# PROVIDED MATERIAL start
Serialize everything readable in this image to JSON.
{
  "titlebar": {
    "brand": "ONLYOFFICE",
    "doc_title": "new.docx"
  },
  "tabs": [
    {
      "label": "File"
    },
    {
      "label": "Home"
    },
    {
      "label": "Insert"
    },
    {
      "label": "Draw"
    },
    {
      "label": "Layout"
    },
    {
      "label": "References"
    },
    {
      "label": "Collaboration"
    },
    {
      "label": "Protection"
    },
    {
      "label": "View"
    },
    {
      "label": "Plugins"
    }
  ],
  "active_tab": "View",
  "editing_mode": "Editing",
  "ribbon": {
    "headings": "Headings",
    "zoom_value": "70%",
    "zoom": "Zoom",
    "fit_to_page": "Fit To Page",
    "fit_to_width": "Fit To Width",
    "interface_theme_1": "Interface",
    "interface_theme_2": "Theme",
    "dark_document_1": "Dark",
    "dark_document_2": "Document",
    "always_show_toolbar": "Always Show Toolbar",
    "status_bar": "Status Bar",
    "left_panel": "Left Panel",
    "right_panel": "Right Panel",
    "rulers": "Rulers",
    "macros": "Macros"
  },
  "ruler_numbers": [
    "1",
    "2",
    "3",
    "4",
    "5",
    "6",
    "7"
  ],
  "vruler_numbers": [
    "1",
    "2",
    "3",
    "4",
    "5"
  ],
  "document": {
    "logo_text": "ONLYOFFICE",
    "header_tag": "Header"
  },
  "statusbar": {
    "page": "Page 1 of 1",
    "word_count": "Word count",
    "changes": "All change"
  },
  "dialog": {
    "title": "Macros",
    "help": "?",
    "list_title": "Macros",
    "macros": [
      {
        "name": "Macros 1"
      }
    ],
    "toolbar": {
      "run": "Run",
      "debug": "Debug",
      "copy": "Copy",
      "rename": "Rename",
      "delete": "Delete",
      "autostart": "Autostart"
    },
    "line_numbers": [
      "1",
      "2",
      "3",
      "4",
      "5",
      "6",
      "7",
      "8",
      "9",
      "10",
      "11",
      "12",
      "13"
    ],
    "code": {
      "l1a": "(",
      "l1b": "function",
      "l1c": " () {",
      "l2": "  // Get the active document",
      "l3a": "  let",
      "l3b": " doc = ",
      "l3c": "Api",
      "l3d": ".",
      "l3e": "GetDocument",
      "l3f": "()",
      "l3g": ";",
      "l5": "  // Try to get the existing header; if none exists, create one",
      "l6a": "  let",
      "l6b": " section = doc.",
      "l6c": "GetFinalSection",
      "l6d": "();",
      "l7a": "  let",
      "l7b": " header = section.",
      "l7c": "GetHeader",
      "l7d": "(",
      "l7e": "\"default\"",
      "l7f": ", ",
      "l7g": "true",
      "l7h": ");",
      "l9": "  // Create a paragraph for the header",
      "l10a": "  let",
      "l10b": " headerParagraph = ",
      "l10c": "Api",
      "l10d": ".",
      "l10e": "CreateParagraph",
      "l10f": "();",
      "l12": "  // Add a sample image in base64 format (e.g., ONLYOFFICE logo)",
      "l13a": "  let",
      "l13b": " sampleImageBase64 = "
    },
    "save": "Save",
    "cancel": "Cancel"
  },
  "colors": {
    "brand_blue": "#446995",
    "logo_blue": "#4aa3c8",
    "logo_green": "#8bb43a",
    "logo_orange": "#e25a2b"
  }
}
# PROVIDED MATERIAL end
Above are some records. Print them all exactly.

Serialize everything readable in this image to JSON.
{
  "titlebar": {
    "brand": "ONLYOFFICE",
    "doc_title": "new.docx"
  },
  "tabs": [
    {
      "label": "File"
    },
    {
      "label": "Home"
    },
    {
      "label": "Insert"
    },
    {
      "label": "Draw"
    },
    {
      "label": "Layout"
    },
    {
      "label": "References"
    },
    {
      "label": "Collaboration"
    },
    {
      "label": "Protection"
    },
    {
      "label": "View"
    },
    {
      "label": "Plugins"
    }
  ],
  "active_tab": "View",
  "editing_mode": "Editing",
  "ribbon": {
    "headings": "Headings",
    "zoom_value": "70%",
    "zoom": "Zoom",
    "fit_to_page": "Fit To Page",
    "fit_to_width": "Fit To Width",
    "interface_theme_1": "Interface",
    "interface_theme_2": "Theme",
    "dark_document_1": "Dark",
    "dark_document_2": "Document",
    "always_show_toolbar": "Always Show Toolbar",
    "status_bar": "Status Bar",
    "left_panel": "Left Panel",
    "right_panel": "Right Panel",
    "rulers": "Rulers",
    "macros": "Macros"
  },
  "ruler_numbers": [
    "1",
    "2",
    "3",
    "4",
    "5",
    "6",
    "7"
  ],
  "vruler_numbers": [
    "1",
    "2",
    "3",
    "4",
    "5"
  ],
  "document": {
    "logo_text": "ONLYOFFICE",
    "header_tag": "Header"
  },
  "statusbar": {
    "page": "Page 1 of 1",
    "word_count": "Word count",
    "changes": "All change"
  },
  "dialog": {
    "title": "Macros",
    "help": "?",
    "list_title": "Macros",
    "macros": [
      {
        "name": "Macros 1"
      }
    ],
    "toolbar": {
      "run": "Run",
      "debug": "Debug",
      "copy": "Copy",
      "rename": "Rename",
      "delete": "Delete",
      "autostart": "Autostart"
    },
    "line_numbers": [
      "1",
      "2",
      "3",
      "4",
      "5",
      "6",
      "7",
      "8",
      "9",
      "10",
      "11",
      "12",
      "13"
    ],
    "code": {
      "l1a": "(",
      "l1b": "function",
      "l1c": " () {",
      "l2": "  // Get the active document",
      "l3a": "  let",
      "l3b": " doc = ",
      "l3c": "Api",
      "l3d": ".",
      "l3e": "GetDocument",
      "l3f": "()",
      "l3g": ";",
      "l5": "  // Try to get the existing header; if none exists, create one",
      "l6a": "  let",
      "l6b": " section = doc.",
      "l6c": "GetFinalSection",
      "l6d": "();",
      "l7a": "  let",
      "l7b": " header = section.",
      "l7c": "GetHeader",
      "l7d": "(",
      "l7e": "\"default\"",
      "l7f": ", ",
      "l7g": "true",
      "l7h": ");",
      "l9": "  // Create a paragraph for the header",
      "l10a": "  let",
      "l10b": " headerParagraph = ",
      "l10c": "Api",
      "l10d": ".",
      "l10e": "CreateParagraph",
      "l10f": "();",
      "l12": "  // Add a sample image in base64 format (e.g., ONLYOFFICE logo)",
      "l13a": "  let",
      "l13b": " sampleImageBase64 = "
    },
    "save": "Save",
    "cancel": "Cancel"
  },
  "colors": {
    "brand_blue": "#446995",
    "logo_blue": "#4aa3c8",
    "logo_green": "#8bb43a",
    "logo_orange": "#e25a2b"
  }
}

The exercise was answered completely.